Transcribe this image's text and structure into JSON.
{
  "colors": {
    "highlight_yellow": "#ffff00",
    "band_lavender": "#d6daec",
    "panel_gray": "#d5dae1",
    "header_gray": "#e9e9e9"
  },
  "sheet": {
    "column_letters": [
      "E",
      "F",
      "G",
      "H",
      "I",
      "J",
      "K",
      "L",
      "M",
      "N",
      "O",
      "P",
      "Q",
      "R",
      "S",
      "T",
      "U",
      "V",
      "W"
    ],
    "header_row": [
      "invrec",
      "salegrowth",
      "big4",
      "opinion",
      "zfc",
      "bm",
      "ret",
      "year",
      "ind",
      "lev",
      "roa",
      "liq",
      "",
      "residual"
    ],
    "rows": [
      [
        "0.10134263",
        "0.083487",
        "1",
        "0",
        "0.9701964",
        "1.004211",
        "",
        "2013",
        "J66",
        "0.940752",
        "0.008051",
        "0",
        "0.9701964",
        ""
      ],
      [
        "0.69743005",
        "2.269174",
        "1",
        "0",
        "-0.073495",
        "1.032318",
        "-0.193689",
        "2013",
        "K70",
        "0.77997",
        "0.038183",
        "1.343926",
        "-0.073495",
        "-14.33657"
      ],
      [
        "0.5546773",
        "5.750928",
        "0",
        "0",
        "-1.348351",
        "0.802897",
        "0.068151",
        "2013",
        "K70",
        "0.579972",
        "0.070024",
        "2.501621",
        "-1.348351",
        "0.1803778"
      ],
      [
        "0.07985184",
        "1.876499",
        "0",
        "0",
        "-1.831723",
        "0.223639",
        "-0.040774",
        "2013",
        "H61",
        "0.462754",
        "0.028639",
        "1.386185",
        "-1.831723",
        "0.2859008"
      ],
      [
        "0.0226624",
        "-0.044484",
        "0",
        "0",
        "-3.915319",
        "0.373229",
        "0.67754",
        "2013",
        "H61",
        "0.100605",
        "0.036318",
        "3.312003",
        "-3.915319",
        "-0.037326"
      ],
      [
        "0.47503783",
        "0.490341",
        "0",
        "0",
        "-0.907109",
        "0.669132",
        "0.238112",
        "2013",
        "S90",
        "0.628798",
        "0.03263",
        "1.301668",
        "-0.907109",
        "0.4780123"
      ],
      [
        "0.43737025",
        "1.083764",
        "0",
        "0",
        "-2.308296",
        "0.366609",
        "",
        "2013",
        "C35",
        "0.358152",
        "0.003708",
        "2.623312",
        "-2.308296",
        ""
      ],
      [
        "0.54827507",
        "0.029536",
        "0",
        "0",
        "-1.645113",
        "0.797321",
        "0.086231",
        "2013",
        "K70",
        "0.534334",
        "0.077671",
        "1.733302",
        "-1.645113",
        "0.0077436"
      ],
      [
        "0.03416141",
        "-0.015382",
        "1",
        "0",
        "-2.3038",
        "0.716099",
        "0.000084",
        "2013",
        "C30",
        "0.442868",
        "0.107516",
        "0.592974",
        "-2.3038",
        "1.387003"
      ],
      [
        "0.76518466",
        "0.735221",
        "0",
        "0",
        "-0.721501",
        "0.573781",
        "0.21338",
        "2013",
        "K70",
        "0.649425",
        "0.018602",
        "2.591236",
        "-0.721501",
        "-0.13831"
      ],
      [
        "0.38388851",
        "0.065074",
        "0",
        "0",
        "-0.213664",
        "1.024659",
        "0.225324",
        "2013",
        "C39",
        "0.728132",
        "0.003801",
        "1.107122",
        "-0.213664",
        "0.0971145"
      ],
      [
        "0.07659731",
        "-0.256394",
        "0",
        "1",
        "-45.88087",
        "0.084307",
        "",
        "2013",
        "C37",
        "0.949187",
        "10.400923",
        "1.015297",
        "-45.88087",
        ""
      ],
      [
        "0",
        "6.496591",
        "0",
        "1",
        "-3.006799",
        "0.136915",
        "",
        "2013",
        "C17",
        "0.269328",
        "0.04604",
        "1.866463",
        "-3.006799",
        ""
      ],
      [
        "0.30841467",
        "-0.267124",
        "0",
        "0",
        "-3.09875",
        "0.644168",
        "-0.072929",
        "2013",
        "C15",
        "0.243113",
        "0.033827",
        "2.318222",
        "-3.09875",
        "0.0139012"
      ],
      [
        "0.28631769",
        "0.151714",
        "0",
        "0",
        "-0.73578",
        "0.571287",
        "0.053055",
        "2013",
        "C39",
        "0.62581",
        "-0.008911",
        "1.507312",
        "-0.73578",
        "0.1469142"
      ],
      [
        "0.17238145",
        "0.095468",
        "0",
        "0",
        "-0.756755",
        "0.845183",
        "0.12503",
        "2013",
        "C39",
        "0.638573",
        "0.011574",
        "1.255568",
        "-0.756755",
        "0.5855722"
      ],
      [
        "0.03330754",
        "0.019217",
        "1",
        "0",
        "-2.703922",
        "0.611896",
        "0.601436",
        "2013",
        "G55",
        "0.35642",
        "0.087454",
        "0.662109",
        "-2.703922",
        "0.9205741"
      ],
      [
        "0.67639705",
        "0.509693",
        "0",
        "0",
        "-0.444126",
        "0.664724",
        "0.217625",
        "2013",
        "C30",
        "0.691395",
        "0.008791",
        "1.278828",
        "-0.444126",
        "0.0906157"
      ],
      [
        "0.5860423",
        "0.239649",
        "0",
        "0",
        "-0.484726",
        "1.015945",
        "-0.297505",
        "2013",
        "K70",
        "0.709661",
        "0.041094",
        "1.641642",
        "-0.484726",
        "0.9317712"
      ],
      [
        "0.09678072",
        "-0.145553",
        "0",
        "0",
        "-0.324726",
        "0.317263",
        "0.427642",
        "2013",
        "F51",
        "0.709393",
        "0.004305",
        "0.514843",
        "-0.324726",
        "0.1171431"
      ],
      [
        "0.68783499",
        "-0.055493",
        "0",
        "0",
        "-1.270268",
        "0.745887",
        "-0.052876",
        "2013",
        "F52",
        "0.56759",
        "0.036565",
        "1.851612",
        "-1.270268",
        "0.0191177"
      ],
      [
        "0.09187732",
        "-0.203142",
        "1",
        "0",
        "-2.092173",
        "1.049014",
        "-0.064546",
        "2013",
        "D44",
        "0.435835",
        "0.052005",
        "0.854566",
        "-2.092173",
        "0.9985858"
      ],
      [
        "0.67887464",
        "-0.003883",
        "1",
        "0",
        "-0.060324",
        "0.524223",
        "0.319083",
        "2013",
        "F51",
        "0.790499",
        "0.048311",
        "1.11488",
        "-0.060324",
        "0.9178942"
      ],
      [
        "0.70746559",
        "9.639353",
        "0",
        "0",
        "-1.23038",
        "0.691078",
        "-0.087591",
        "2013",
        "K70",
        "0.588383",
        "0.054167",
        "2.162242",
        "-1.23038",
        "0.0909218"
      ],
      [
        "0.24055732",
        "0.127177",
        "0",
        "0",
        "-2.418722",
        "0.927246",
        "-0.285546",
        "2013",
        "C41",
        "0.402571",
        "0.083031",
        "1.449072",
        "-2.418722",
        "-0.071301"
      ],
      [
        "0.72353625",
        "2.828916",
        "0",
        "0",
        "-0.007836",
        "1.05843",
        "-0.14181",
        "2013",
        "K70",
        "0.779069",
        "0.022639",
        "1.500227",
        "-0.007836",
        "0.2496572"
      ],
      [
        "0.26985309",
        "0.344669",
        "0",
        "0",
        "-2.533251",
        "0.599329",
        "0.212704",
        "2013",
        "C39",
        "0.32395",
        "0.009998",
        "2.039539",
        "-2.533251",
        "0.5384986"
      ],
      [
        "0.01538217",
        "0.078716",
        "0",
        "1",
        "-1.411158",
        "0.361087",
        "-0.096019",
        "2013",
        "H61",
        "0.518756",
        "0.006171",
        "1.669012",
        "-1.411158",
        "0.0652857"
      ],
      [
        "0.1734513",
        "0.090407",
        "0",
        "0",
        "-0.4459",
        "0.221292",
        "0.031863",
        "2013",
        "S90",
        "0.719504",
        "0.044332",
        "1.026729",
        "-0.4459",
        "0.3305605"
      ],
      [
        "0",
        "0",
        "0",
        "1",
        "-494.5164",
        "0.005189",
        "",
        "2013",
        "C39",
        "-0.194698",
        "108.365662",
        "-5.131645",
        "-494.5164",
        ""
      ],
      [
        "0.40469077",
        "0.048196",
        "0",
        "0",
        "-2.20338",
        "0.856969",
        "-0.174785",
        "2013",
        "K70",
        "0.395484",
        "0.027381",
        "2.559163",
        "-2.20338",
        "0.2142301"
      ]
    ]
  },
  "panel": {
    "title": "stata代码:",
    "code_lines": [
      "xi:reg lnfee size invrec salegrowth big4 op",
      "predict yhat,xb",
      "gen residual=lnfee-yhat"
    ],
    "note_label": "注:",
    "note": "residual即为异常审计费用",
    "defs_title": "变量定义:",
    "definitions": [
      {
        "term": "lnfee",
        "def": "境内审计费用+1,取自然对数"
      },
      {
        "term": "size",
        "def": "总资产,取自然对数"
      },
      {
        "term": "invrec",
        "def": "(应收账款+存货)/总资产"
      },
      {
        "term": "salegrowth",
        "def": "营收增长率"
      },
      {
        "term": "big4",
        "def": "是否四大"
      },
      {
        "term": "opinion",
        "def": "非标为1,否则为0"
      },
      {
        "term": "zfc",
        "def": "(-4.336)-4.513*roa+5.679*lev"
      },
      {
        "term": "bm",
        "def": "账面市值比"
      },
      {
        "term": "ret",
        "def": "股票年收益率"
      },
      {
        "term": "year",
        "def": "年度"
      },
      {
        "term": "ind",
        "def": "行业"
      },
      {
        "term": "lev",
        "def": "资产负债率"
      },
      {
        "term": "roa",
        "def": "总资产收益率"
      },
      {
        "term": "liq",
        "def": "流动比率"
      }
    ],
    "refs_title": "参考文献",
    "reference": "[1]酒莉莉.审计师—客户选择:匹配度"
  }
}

++++

### WHAT THE TASK ASKS
Review the preceding data and report every line that includes the string "lnfee".

### OUTPUT OF THE EXERCISE
      "xi:reg lnfee size invrec salegrowth big4 op",
      "gen residual=lnfee-yhat"
        "term": "lnfee",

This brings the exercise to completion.